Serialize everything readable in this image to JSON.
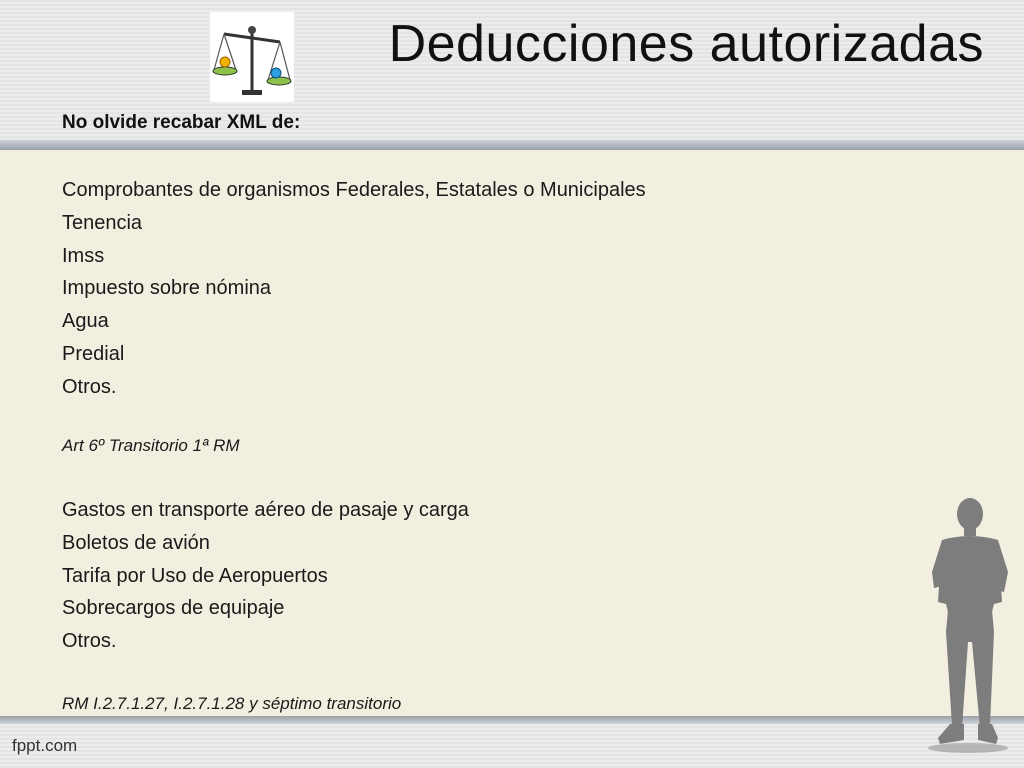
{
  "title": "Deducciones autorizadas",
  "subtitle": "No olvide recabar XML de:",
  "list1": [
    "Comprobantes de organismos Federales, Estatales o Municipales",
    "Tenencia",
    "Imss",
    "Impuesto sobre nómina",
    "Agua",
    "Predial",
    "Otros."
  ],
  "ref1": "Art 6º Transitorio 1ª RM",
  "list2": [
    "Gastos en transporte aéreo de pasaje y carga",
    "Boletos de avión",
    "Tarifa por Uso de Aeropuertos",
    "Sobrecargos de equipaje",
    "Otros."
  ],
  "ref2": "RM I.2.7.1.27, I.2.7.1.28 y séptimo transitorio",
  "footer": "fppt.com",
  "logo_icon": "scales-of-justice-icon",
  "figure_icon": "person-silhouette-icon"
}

■ ■ ■ ■

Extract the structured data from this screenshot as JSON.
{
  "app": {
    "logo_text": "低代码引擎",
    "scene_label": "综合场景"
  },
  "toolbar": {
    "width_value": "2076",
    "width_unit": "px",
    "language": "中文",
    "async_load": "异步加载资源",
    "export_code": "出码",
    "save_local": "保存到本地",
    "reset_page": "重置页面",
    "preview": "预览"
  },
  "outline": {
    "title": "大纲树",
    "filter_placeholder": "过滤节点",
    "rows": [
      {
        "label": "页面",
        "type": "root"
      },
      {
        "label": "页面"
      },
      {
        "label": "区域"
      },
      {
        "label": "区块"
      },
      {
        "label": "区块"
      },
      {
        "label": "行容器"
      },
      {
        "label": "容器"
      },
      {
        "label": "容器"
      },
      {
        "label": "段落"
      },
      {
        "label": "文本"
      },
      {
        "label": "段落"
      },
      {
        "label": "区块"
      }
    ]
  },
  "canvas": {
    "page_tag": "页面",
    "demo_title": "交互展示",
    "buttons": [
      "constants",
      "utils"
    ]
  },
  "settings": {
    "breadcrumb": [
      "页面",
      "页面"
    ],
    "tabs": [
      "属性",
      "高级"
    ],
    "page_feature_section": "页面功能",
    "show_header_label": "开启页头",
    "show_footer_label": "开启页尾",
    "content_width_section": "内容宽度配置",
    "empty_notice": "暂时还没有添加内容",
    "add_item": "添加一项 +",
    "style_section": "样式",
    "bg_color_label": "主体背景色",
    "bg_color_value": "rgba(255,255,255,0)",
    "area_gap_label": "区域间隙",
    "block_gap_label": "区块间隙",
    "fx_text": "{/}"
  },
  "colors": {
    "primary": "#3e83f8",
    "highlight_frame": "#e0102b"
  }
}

■ ■ ■ ■

DIRECTIVE:
Using the data above, copy each line that contains "JSON".

RESULT OF THIS EXERCISE:
Serialize everything readable in this image to JSON.
Extract the structured data from this screenshot as JSON.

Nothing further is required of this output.